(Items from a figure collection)
※ ※ ※

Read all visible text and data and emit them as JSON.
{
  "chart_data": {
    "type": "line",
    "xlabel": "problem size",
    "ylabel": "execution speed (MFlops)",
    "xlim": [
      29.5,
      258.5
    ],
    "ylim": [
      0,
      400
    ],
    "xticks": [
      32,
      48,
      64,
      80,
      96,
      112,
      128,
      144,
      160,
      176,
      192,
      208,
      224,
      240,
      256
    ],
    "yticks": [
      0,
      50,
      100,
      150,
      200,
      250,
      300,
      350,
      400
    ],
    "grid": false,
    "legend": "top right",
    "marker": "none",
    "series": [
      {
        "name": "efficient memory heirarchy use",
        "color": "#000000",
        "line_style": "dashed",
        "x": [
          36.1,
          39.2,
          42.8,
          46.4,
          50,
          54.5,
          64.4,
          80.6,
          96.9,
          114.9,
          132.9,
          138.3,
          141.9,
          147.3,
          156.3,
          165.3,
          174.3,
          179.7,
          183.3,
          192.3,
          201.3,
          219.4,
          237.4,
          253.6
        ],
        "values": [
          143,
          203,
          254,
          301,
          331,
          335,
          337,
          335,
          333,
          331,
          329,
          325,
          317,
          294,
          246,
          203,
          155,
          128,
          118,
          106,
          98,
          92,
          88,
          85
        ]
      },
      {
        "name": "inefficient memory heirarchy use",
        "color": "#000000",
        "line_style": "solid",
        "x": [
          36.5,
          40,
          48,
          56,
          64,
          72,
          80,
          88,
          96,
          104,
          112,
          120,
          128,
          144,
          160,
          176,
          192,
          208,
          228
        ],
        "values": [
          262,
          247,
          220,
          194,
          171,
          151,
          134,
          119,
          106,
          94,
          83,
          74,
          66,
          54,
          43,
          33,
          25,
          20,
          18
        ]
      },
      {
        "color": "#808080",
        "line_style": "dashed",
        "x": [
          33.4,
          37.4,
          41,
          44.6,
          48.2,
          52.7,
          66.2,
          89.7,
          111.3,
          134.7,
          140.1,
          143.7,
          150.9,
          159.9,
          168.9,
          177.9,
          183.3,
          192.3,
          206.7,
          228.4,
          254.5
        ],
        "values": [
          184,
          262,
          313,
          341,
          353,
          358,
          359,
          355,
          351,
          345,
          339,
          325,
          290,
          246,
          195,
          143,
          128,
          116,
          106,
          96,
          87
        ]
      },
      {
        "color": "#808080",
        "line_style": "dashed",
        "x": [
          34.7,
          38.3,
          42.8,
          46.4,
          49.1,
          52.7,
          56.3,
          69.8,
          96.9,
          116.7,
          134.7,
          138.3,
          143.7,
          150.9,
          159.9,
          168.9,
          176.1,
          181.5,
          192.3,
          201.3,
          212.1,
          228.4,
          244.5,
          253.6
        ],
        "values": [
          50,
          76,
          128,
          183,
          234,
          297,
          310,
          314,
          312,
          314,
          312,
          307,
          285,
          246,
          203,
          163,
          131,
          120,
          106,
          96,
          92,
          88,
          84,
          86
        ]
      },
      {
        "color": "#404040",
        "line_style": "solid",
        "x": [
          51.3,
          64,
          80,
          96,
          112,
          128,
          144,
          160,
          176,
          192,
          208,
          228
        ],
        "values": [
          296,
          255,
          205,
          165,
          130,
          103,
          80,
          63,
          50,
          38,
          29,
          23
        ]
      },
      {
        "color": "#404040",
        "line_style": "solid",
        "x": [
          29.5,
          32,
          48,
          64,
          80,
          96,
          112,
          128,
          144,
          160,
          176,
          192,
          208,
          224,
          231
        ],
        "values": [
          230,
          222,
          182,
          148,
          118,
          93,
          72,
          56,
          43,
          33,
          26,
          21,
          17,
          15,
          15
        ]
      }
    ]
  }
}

※ ※ ※

Look through the data above. Copy every line with the string "name" in it.

» WRITTEN ANSWER:
        "name": "efficient memory heirarchy use",
        "name": "inefficient memory heirarchy use",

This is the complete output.